• **Short exercise**
Collect from the data below each line with "JSON".

• **Provided data**

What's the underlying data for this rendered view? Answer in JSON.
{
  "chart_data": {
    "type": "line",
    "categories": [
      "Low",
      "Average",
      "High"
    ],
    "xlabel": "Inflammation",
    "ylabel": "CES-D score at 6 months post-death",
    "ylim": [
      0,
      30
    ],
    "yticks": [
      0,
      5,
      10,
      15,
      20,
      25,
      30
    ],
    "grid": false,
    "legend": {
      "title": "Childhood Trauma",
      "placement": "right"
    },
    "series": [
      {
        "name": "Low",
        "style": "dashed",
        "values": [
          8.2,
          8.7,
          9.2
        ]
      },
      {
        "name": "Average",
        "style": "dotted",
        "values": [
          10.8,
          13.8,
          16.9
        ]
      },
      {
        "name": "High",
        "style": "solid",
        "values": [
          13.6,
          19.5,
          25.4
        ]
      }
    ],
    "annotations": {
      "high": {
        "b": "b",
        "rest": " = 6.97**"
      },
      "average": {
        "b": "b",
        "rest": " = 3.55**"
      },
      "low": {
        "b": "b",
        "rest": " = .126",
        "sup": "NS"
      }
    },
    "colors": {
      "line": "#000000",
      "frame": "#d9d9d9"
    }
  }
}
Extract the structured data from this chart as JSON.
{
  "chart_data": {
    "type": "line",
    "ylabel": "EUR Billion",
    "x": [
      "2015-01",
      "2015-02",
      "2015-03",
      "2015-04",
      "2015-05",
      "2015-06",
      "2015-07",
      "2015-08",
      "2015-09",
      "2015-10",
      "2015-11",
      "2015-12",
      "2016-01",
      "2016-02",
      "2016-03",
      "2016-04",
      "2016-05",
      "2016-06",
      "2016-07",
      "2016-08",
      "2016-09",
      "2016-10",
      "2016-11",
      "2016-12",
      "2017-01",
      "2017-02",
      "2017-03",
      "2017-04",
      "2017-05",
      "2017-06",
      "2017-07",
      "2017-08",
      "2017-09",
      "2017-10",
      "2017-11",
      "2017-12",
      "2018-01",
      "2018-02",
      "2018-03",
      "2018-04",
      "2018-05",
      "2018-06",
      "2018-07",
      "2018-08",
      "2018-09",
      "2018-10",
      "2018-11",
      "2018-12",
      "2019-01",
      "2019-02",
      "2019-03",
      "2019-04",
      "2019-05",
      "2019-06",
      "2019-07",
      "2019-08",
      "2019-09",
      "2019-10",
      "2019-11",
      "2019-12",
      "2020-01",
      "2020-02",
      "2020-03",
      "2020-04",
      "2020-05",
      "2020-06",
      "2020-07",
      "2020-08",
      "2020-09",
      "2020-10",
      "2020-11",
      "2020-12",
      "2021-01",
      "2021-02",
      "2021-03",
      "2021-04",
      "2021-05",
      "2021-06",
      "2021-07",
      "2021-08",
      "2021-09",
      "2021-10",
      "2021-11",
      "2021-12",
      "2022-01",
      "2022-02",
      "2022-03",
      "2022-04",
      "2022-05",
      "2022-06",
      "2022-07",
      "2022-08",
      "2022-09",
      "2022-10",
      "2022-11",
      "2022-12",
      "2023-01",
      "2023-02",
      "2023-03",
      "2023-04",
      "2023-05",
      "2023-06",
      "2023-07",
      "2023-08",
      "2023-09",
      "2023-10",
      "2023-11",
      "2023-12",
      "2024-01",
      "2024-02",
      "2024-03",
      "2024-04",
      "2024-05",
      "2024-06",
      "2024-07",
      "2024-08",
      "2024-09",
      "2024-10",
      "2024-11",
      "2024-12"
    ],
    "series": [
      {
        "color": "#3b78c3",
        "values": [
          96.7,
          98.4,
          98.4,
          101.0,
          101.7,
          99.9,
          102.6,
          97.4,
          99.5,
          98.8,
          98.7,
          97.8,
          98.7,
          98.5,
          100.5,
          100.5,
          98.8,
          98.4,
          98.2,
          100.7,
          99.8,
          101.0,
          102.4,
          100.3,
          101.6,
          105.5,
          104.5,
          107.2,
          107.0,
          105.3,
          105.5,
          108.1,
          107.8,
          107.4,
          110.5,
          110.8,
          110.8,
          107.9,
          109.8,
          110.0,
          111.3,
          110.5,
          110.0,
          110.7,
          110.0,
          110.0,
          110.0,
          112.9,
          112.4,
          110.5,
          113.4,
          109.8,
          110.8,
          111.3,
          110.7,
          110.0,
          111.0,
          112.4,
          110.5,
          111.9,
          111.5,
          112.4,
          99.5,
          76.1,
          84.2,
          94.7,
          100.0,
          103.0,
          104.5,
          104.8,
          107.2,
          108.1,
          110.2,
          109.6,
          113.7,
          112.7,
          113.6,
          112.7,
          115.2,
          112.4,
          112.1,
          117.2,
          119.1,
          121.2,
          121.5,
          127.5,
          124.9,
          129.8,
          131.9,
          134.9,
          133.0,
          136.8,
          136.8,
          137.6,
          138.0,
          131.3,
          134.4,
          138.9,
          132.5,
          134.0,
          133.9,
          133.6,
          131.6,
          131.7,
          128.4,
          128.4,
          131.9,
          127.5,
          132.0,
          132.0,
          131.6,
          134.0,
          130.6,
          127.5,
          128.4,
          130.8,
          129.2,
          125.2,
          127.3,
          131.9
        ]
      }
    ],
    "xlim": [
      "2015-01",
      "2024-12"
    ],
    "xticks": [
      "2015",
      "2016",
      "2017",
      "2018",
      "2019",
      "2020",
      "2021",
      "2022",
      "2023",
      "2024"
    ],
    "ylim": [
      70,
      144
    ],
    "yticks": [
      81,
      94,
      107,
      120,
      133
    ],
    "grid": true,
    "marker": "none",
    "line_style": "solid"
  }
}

• **Written reply**
What's the underlying data for this rendered view? Answer in JSON.
Extract the structured data from this chart as JSON.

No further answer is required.